**EXERCISE MATERIAL:**

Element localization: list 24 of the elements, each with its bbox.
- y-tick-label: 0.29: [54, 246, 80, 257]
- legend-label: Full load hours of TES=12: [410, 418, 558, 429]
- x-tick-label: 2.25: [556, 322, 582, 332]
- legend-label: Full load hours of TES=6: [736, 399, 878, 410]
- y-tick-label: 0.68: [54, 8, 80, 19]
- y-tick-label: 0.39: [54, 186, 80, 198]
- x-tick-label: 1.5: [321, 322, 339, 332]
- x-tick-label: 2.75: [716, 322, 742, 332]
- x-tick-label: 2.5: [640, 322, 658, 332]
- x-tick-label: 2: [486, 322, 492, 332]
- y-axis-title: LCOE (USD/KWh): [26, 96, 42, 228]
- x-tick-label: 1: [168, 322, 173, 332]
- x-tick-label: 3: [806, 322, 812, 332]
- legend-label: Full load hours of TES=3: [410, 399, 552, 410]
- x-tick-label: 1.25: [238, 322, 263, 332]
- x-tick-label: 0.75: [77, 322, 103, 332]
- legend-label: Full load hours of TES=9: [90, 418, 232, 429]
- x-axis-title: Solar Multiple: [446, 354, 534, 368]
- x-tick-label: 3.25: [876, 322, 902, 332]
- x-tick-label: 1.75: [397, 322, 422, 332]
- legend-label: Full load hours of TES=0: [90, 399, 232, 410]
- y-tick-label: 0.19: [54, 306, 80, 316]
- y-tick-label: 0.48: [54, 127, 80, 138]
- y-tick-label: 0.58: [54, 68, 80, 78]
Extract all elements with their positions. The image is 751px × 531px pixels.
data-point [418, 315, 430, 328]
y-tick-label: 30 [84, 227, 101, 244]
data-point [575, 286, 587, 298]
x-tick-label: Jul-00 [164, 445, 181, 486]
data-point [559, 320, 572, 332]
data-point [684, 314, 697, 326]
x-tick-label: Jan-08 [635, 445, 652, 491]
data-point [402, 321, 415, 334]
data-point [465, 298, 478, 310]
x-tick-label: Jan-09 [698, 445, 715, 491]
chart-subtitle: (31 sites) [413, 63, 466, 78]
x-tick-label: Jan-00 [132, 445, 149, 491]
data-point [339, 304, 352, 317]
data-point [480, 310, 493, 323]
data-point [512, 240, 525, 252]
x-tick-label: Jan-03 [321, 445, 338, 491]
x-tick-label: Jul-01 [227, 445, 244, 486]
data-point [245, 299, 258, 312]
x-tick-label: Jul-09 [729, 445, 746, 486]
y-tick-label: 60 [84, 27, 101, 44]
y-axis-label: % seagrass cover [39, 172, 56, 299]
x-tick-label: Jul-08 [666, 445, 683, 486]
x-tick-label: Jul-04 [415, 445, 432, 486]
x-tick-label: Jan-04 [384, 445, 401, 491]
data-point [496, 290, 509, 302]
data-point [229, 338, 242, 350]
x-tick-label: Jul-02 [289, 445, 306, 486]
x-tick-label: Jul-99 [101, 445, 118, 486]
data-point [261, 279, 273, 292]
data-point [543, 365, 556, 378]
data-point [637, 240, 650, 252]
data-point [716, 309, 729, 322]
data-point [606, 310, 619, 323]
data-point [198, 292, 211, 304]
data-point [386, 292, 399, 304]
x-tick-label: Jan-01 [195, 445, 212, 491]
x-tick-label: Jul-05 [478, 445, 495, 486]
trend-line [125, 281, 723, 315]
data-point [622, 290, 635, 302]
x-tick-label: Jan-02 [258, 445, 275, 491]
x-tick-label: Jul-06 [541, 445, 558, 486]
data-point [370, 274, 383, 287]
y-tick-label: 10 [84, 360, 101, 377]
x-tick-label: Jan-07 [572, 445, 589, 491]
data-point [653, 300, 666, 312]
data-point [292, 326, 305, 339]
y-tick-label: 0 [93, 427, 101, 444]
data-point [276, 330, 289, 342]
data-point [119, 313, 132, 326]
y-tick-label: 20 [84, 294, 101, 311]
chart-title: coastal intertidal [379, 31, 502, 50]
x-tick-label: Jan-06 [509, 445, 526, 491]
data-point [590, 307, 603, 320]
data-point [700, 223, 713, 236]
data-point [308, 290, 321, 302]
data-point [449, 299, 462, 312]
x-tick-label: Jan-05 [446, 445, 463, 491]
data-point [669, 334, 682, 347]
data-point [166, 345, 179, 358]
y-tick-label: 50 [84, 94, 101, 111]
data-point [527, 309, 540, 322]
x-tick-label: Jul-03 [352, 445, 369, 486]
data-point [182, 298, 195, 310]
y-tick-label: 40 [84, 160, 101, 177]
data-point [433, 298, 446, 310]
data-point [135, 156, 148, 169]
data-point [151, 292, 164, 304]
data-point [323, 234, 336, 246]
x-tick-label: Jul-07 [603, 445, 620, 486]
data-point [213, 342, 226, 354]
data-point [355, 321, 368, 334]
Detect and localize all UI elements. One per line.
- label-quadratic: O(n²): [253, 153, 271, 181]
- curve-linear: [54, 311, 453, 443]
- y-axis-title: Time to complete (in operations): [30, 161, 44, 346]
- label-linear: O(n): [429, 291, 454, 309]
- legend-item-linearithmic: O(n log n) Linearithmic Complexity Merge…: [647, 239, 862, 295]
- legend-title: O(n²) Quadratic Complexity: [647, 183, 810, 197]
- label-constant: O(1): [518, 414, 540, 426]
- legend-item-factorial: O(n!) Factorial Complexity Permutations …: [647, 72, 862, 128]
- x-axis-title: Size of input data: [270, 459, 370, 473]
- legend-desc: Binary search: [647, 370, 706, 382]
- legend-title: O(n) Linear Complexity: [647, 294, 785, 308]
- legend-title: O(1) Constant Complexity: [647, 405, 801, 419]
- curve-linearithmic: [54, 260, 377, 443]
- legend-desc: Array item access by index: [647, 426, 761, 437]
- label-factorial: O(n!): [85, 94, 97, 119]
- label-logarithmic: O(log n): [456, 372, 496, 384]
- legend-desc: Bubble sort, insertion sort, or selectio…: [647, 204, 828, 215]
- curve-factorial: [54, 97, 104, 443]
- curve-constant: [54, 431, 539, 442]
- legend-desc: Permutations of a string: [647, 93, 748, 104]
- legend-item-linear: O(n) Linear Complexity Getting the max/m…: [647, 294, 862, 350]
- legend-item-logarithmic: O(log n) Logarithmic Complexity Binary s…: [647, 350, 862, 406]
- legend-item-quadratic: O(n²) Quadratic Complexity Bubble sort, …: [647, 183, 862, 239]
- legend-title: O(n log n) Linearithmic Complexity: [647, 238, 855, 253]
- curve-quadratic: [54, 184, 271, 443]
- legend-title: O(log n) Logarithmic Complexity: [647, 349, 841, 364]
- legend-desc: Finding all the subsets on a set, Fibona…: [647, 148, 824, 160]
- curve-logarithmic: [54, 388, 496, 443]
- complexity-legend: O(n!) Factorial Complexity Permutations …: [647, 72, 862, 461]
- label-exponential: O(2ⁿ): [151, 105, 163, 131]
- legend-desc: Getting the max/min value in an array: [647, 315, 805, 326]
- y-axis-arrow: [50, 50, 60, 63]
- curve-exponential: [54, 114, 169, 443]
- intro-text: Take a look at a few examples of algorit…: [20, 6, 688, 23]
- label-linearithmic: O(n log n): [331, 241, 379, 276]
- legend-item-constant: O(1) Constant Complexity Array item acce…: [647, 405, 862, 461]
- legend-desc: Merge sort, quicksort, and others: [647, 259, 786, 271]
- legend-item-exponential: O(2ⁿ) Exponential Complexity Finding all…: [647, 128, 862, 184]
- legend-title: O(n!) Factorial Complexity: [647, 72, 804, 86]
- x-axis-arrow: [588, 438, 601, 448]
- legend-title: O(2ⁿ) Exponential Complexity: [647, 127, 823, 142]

**TASK BRIEF:** Can you transcribe all of the data above verbatim, line by line, with nothing changed or left out?

**RESPONSE FOR THIS EXERCISE:**
Element localization: list 24 of the elements, each with its bbox.
- y-tick-label: 0.29: [54, 246, 80, 257]
- legend-label: Full load hours of TES=12: [410, 418, 558, 429]
- x-tick-label: 2.25: [556, 322, 582, 332]
- legend-label: Full load hours of TES=6: [736, 399, 878, 410]
- y-tick-label: 0.68: [54, 8, 80, 19]
- y-tick-label: 0.39: [54, 186, 80, 198]
- x-tick-label: 1.5: [321, 322, 339, 332]
- x-tick-label: 2.75: [716, 322, 742, 332]
- x-tick-label: 2.5: [640, 322, 658, 332]
- x-tick-label: 2: [486, 322, 492, 332]
- y-axis-title: LCOE (USD/KWh): [26, 96, 42, 228]
- x-tick-label: 1: [168, 322, 173, 332]
- x-tick-label: 3: [806, 322, 812, 332]
- legend-label: Full load hours of TES=3: [410, 399, 552, 410]
- x-tick-label: 1.25: [238, 322, 263, 332]
- x-tick-label: 0.75: [77, 322, 103, 332]
- legend-label: Full load hours of TES=9: [90, 418, 232, 429]
- x-axis-title: Solar Multiple: [446, 354, 534, 368]
- x-tick-label: 3.25: [876, 322, 902, 332]
- x-tick-label: 1.75: [397, 322, 422, 332]
- legend-label: Full load hours of TES=0: [90, 399, 232, 410]
- y-tick-label: 0.19: [54, 306, 80, 316]
- y-tick-label: 0.48: [54, 127, 80, 138]
- y-tick-label: 0.58: [54, 68, 80, 78]
Extract all elements with their positions. The image is 751px × 531px pixels.
data-point [418, 315, 430, 328]
y-tick-label: 30 [84, 227, 101, 244]
data-point [575, 286, 587, 298]
x-tick-label: Jul-00 [164, 445, 181, 486]
data-point [559, 320, 572, 332]
data-point [684, 314, 697, 326]
x-tick-label: Jan-08 [635, 445, 652, 491]
data-point [402, 321, 415, 334]
data-point [465, 298, 478, 310]
x-tick-label: Jan-09 [698, 445, 715, 491]
chart-subtitle: (31 sites) [413, 63, 466, 78]
x-tick-label: Jan-00 [132, 445, 149, 491]
data-point [339, 304, 352, 317]
data-point [480, 310, 493, 323]
data-point [512, 240, 525, 252]
x-tick-label: Jan-03 [321, 445, 338, 491]
x-tick-label: Jul-01 [227, 445, 244, 486]
data-point [245, 299, 258, 312]
x-tick-label: Jul-09 [729, 445, 746, 486]
y-tick-label: 60 [84, 27, 101, 44]
y-axis-label: % seagrass cover [39, 172, 56, 299]
x-tick-label: Jul-08 [666, 445, 683, 486]
x-tick-label: Jul-04 [415, 445, 432, 486]
x-tick-label: Jan-04 [384, 445, 401, 491]
data-point [496, 290, 509, 302]
data-point [229, 338, 242, 350]
x-tick-label: Jul-02 [289, 445, 306, 486]
x-tick-label: Jul-99 [101, 445, 118, 486]
data-point [261, 279, 273, 292]
data-point [543, 365, 556, 378]
data-point [637, 240, 650, 252]
data-point [716, 309, 729, 322]
data-point [606, 310, 619, 323]
data-point [198, 292, 211, 304]
data-point [386, 292, 399, 304]
x-tick-label: Jan-01 [195, 445, 212, 491]
x-tick-label: Jul-05 [478, 445, 495, 486]
trend-line [125, 281, 723, 315]
data-point [622, 290, 635, 302]
x-tick-label: Jan-02 [258, 445, 275, 491]
x-tick-label: Jul-06 [541, 445, 558, 486]
data-point [370, 274, 383, 287]
y-tick-label: 10 [84, 360, 101, 377]
x-tick-label: Jan-07 [572, 445, 589, 491]
data-point [653, 300, 666, 312]
data-point [292, 326, 305, 339]
y-tick-label: 0 [93, 427, 101, 444]
data-point [276, 330, 289, 342]
data-point [119, 313, 132, 326]
y-tick-label: 20 [84, 294, 101, 311]
chart-title: coastal intertidal [379, 31, 502, 50]
x-tick-label: Jan-06 [509, 445, 526, 491]
data-point [590, 307, 603, 320]
data-point [700, 223, 713, 236]
data-point [308, 290, 321, 302]
data-point [449, 299, 462, 312]
x-tick-label: Jan-05 [446, 445, 463, 491]
data-point [669, 334, 682, 347]
data-point [166, 345, 179, 358]
y-tick-label: 50 [84, 94, 101, 111]
data-point [527, 309, 540, 322]
x-tick-label: Jul-03 [352, 445, 369, 486]
data-point [182, 298, 195, 310]
y-tick-label: 40 [84, 160, 101, 177]
data-point [433, 298, 446, 310]
data-point [135, 156, 148, 169]
data-point [151, 292, 164, 304]
data-point [323, 234, 336, 246]
x-tick-label: Jul-07 [603, 445, 620, 486]
data-point [213, 342, 226, 354]
data-point [355, 321, 368, 334]
Detect and localize all UI elements. One per line.
- label-quadratic: O(n²): [253, 153, 271, 181]
- curve-linear: [54, 311, 453, 443]
- y-axis-title: Time to complete (in operations): [30, 161, 44, 346]
- label-linear: O(n): [429, 291, 454, 309]
- legend-item-linearithmic: O(n log n) Linearithmic Complexity Merge…: [647, 239, 862, 295]
- legend-title: O(n²) Quadratic Complexity: [647, 183, 810, 197]
- label-constant: O(1): [518, 414, 540, 426]
- legend-item-factorial: O(n!) Factorial Complexity Permutations …: [647, 72, 862, 128]
- x-axis-title: Size of input data: [270, 459, 370, 473]
- legend-desc: Binary search: [647, 370, 706, 382]
- legend-title: O(n) Linear Complexity: [647, 294, 785, 308]
- legend-title: O(1) Constant Complexity: [647, 405, 801, 419]
- curve-linearithmic: [54, 260, 377, 443]
- legend-desc: Array item access by index: [647, 426, 761, 437]
- label-factorial: O(n!): [85, 94, 97, 119]
- label-logarithmic: O(log n): [456, 372, 496, 384]
- legend-desc: Bubble sort, insertion sort, or selectio…: [647, 204, 828, 215]
- curve-factorial: [54, 97, 104, 443]
- curve-constant: [54, 431, 539, 442]
- legend-desc: Permutations of a string: [647, 93, 748, 104]
- legend-item-linear: O(n) Linear Complexity Getting the max/m…: [647, 294, 862, 350]
- legend-item-logarithmic: O(log n) Logarithmic Complexity Binary s…: [647, 350, 862, 406]
- legend-item-quadratic: O(n²) Quadratic Complexity Bubble sort, …: [647, 183, 862, 239]
- legend-title: O(n log n) Linearithmic Complexity: [647, 238, 855, 253]
- curve-quadratic: [54, 184, 271, 443]
- legend-title: O(log n) Logarithmic Complexity: [647, 349, 841, 364]
- legend-desc: Finding all the subsets on a set, Fibona…: [647, 148, 824, 160]
- curve-logarithmic: [54, 388, 496, 443]
- complexity-legend: O(n!) Factorial Complexity Permutations …: [647, 72, 862, 461]
- label-exponential: O(2ⁿ): [151, 105, 163, 131]
- legend-desc: Getting the max/min value in an array: [647, 315, 805, 326]
- y-axis-arrow: [50, 50, 60, 63]
- curve-exponential: [54, 114, 169, 443]
- intro-text: Take a look at a few examples of algorit…: [20, 6, 688, 23]
- label-linearithmic: O(n log n): [331, 241, 379, 276]
- legend-item-constant: O(1) Constant Complexity Array item acce…: [647, 405, 862, 461]
- legend-desc: Merge sort, quicksort, and others: [647, 259, 786, 271]
- legend-item-exponential: O(2ⁿ) Exponential Complexity Finding all…: [647, 128, 862, 184]
- legend-title: O(n!) Factorial Complexity: [647, 72, 804, 86]
- x-axis-arrow: [588, 438, 601, 448]
- legend-title: O(2ⁿ) Exponential Complexity: [647, 127, 823, 142]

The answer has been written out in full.